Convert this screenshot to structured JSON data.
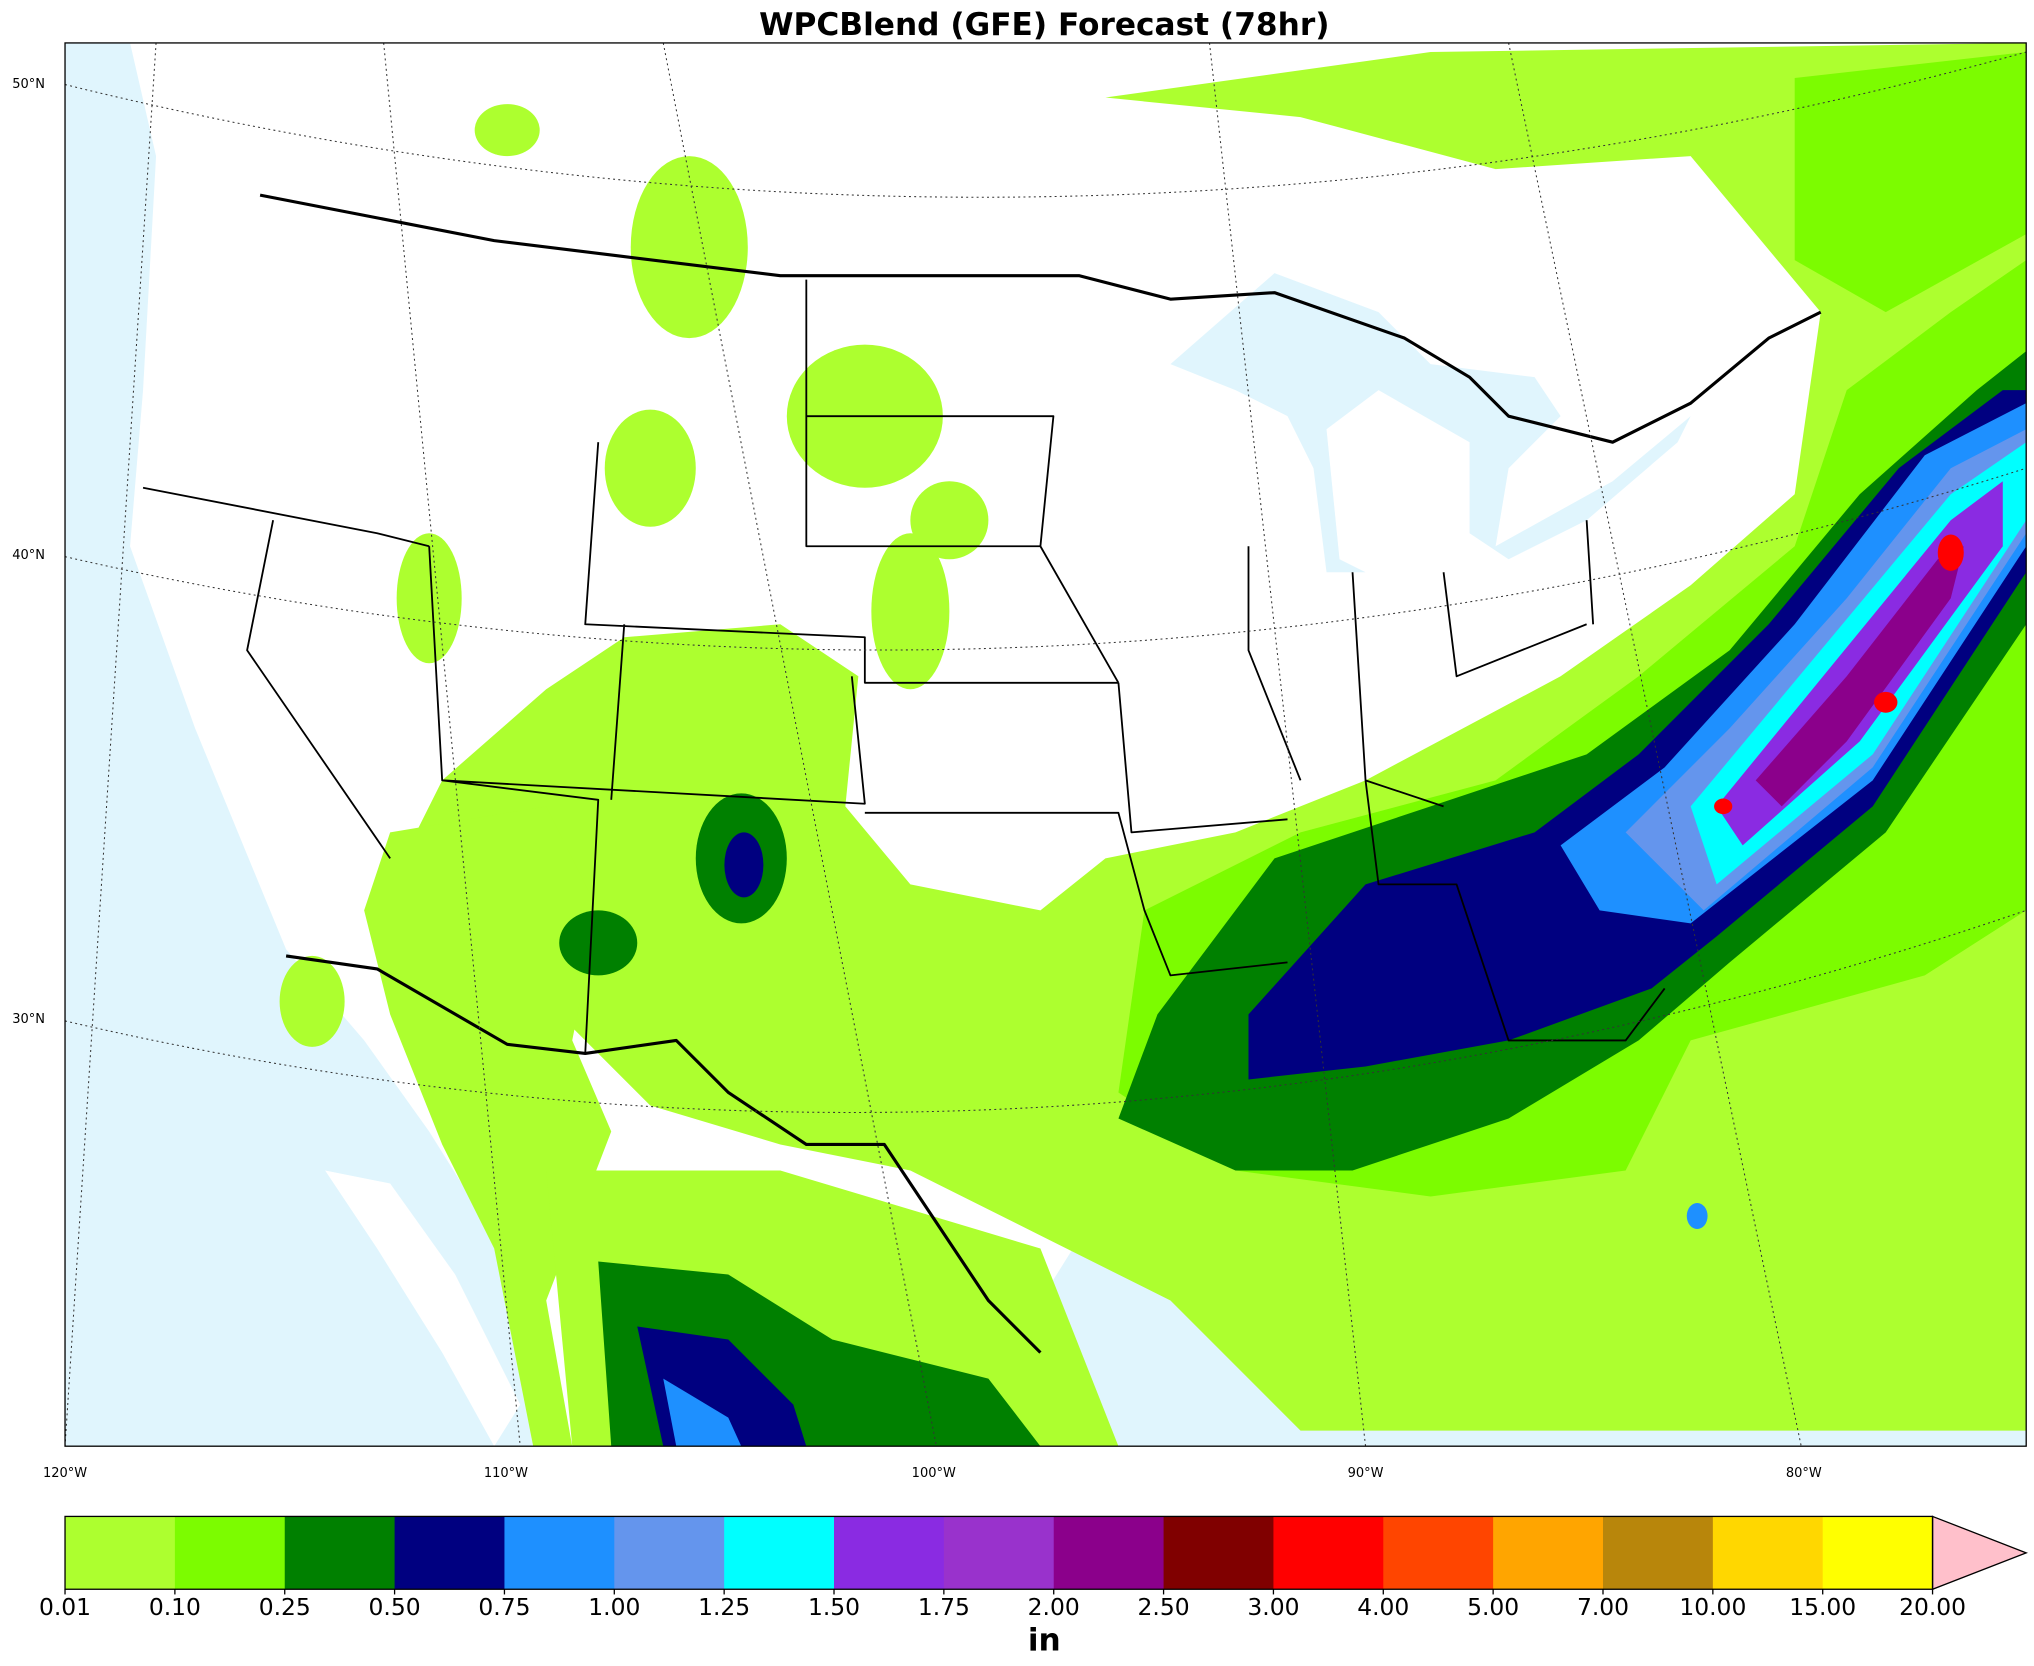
{
  "title": "WPCBlend (GFE) Forecast (78hr)",
  "latitude_labels": [
    "50°N",
    "40°N",
    "30°N"
  ],
  "longitude_labels": [
    "120°W",
    "110°W",
    "100°W",
    "90°W",
    "80°W"
  ],
  "colorbar": {
    "labels": [
      "0.01",
      "0.10",
      "0.25",
      "0.50",
      "0.75",
      "1.00",
      "1.25",
      "1.50",
      "1.75",
      "2.00",
      "2.50",
      "3.00",
      "4.00",
      "5.00",
      "7.00",
      "10.00",
      "15.00",
      "20.00"
    ],
    "colors": [
      "#adff2f",
      "#7cfc00",
      "#008000",
      "#000080",
      "#1e90ff",
      "#6495ed",
      "#00ffff",
      "#8a2be2",
      "#9932cc",
      "#8b008b",
      "#800000",
      "#ff0000",
      "#ff4500",
      "#ffa500",
      "#b8860b",
      "#ffd700",
      "#ffff00"
    ],
    "extend_color": "#ffc0cb",
    "unit": "in"
  }
}
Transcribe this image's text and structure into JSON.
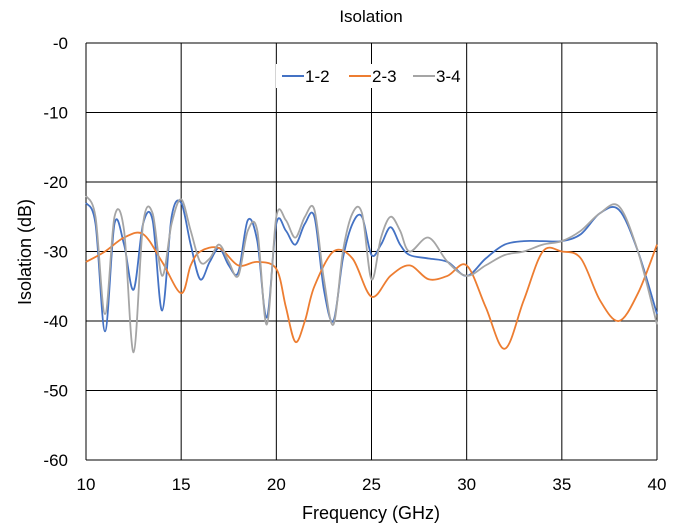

-=-=-=-=-

▶ [JOB]:
Copy out each record shown above without alteration, skipping any picture.

▶ [ANSWER TO THIS TASK]:
Convert this screenshot to structured JSON data.
{
  "title": "WPCBlend (GFE) Forecast (78hr)",
  "latitude_labels": [
    "50°N",
    "40°N",
    "30°N"
  ],
  "longitude_labels": [
    "120°W",
    "110°W",
    "100°W",
    "90°W",
    "80°W"
  ],
  "colorbar": {
    "labels": [
      "0.01",
      "0.10",
      "0.25",
      "0.50",
      "0.75",
      "1.00",
      "1.25",
      "1.50",
      "1.75",
      "2.00",
      "2.50",
      "3.00",
      "4.00",
      "5.00",
      "7.00",
      "10.00",
      "15.00",
      "20.00"
    ],
    "colors": [
      "#adff2f",
      "#7cfc00",
      "#008000",
      "#000080",
      "#1e90ff",
      "#6495ed",
      "#00ffff",
      "#8a2be2",
      "#9932cc",
      "#8b008b",
      "#800000",
      "#ff0000",
      "#ff4500",
      "#ffa500",
      "#b8860b",
      "#ffd700",
      "#ffff00"
    ],
    "extend_color": "#ffc0cb",
    "unit": "in"
  }
}
Transcribe this image's text and structure into JSON.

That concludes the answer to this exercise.